- À FAIRE -
Recopiez mot pour mot le passage de l’article sur Horso Muaku qui va de « L’avenir déjà tracé » à « made in Congo. », ces deux bouts compris.

- TEXTE À LIRE -
À 21 ans seulement, Horso Muaku est en train d’écrire l’une des plus belles pages de sa jeune carrière. Né et grandi dans l’effervescence des quartiers populaires de Kinshasa, le jeune attaquant congolais a très vite compris que le ballon rond sera son plus fidèle allié.
Toujours le premier à arriver au terrain poussiéreux de son quartier et le dernier à le quitter, il s’est forgé un mental de compétiteur avant même de chausser ses premiers crampons de professionnel.
Le joyau des Cheminots
C’est avec le FC Saint-Éloi Lupopo, club historique de la capitale cuprifère, que Muaku a explosé aux yeux du grand public. Cette saison, il n’a pas seulement brillé : il a porté les Cheminots sur ses épaules.
Meilleur buteur du club en LINAFOOT, décisif dans les rencontres couperet, il a été l’un des grands artisans de la qualification de Lupopo pour les interclubs de la CAF.
Pour les supporters jaunes et bleus, son nom résonne désormais comme une promesse.
Le rêve national
Ses exploits n’ont pas échappé aux regards du staff technique des Léopards locaux. Sélectionné pour disputer le Championnat d’Afrique des Nations (CHAN), Muaku n’a pas tremblé. Bien au contraire, il a démontré une maturité impressionnante et un sens du collectif qui font de lui aujourd’hui l’un des cerveaux moteurs de l’attaque congolaise.
À chaque apparition, il incarne cette nouvelle génération de joueurs congolais qui ne craignent pas la pression et rêvent de hisser le drapeau national au sommet du continent.
Une ambition sans limite
Derrière son sourire timide se cache une détermination de fer. Muaku ne veut pas seulement briller au pays, il rêve plus grand : porter les Léopards en Coupe d’Afrique des Nations, pourquoi pas même au Mondial, et décrocher un contrat en Europe.
L’avenir déjà tracé
Talentueux, travailleur et déjà adulé par les supporters, Horso Muaku représente à la fois l’espoir et la fierté du football congolais. S’il continue sur cette lancée, le jeune cheminot pourrait bien devenir le prochain grand ambassadeur du ballon rond made in Congo.
Après le CHAN, la jeune pépite prendra la direction de la Tanzanie où il évoluera sous les couleurs d’Azam coaché par Florent Ibenge.

- DONNÉES FOURNIES -
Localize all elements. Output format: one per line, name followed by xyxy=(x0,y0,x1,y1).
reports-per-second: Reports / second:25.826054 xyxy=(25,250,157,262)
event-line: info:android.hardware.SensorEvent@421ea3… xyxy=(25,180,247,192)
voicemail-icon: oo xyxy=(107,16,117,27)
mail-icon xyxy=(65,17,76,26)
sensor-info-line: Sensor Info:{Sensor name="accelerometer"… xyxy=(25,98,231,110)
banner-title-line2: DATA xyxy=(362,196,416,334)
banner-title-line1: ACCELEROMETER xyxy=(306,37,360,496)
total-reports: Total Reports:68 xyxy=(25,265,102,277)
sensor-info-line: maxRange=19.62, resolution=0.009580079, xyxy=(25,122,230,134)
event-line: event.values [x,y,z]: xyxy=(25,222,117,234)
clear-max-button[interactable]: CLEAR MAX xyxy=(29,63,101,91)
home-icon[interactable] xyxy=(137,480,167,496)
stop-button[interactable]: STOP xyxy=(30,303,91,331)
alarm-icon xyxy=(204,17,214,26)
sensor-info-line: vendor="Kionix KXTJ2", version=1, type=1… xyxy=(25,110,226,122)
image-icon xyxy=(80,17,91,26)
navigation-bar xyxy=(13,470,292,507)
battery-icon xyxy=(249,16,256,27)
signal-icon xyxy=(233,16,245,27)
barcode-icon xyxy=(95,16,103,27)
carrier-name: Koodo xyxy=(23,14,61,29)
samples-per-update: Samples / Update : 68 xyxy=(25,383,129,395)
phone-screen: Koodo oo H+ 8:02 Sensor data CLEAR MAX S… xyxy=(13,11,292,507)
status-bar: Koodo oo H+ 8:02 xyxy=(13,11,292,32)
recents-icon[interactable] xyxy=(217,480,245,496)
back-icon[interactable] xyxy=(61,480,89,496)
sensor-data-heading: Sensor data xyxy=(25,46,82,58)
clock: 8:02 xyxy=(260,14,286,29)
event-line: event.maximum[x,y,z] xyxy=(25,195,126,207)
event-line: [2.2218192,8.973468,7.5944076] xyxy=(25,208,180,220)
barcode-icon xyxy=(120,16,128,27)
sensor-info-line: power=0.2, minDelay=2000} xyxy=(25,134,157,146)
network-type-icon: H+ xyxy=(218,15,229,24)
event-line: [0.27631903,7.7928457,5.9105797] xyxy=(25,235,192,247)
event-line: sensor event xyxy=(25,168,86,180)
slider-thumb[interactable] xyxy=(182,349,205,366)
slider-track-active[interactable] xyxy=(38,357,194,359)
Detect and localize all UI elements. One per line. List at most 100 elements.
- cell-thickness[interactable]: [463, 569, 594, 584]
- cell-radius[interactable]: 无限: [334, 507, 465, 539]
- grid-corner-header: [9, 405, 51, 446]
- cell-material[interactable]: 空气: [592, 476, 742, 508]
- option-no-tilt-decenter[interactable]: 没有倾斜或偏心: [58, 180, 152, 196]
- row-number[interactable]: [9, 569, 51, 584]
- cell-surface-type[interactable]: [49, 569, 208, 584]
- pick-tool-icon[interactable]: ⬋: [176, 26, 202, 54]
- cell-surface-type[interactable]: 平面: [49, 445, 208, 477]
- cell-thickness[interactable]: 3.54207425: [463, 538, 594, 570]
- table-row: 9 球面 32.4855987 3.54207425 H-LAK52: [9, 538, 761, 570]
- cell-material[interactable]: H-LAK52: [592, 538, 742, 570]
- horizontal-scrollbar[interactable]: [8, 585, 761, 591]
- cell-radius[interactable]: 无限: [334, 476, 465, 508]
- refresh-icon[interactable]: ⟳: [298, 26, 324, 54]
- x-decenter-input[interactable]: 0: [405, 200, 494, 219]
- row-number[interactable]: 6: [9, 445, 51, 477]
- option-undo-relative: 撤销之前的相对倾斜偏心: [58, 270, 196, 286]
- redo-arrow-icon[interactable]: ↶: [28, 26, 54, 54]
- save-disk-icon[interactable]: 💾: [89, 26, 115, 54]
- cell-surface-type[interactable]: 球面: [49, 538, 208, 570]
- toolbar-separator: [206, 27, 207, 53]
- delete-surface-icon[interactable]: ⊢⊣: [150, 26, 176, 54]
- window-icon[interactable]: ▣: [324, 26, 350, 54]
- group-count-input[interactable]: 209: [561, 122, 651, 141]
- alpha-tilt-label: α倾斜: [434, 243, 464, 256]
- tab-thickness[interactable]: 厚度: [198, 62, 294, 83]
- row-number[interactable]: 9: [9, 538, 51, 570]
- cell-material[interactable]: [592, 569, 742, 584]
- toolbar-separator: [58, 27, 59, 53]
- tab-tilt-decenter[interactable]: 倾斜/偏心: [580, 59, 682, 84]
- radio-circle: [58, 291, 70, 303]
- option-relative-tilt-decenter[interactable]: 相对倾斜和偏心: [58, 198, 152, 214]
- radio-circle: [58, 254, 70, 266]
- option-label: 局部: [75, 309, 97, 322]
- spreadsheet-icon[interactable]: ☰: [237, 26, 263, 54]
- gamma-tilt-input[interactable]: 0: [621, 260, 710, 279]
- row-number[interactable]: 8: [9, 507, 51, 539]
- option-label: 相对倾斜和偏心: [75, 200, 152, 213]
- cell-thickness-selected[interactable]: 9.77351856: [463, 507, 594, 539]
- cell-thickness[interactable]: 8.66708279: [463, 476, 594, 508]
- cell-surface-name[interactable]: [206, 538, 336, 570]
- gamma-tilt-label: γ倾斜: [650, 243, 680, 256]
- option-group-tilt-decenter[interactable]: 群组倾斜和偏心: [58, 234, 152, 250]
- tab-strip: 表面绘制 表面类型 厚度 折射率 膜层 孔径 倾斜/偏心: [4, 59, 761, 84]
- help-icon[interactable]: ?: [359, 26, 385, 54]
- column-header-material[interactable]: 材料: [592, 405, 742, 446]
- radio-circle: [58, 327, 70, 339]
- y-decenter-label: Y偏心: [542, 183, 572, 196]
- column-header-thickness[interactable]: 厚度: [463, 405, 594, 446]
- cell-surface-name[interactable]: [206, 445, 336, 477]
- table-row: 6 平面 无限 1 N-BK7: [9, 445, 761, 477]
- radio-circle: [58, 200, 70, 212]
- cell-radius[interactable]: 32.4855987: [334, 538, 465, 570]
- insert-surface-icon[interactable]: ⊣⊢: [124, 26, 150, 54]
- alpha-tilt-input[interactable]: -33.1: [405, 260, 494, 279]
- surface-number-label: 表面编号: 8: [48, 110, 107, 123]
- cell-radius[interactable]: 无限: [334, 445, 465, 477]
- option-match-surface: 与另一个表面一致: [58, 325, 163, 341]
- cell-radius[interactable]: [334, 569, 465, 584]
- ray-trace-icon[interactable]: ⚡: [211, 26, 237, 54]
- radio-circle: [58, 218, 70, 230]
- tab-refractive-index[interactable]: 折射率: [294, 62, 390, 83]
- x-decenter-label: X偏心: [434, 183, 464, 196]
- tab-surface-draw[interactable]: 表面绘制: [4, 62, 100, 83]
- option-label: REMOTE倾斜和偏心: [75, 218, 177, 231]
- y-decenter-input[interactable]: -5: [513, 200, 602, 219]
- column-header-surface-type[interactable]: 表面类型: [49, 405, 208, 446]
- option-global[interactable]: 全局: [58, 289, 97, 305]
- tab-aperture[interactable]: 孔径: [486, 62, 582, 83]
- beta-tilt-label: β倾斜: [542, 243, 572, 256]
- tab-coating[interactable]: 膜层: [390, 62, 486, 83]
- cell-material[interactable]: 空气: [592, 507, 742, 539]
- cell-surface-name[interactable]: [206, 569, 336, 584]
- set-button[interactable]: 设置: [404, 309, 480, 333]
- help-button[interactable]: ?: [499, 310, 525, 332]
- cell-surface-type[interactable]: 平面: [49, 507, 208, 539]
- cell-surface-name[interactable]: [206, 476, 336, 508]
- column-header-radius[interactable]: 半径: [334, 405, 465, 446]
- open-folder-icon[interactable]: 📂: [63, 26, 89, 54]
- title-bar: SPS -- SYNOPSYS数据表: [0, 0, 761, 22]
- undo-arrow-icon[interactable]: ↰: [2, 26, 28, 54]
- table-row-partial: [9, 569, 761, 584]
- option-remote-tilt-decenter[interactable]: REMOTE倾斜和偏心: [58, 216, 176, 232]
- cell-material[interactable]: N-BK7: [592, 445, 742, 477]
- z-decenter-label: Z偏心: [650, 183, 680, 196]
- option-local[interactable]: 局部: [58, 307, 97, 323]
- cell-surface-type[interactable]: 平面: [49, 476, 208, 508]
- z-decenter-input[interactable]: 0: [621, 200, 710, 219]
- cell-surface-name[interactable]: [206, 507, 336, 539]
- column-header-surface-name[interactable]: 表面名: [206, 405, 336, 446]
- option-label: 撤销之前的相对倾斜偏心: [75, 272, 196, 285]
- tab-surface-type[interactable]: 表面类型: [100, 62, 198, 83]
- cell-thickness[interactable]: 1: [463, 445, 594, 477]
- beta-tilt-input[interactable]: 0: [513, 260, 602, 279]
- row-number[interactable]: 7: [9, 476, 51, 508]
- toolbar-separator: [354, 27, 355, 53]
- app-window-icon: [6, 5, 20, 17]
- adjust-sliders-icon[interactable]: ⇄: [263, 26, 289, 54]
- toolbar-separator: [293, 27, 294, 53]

- RÉSULTAT OBTENU -
L’avenir déjà tracé
Talentueux, travailleur et déjà adulé par les supporters, Horso Muaku représente à la fois l’espoir et la fierté du football congolais. S’il continue sur cette lancée, le jeune cheminot pourrait bien devenir le prochain grand ambassadeur du ballon rond made in Congo.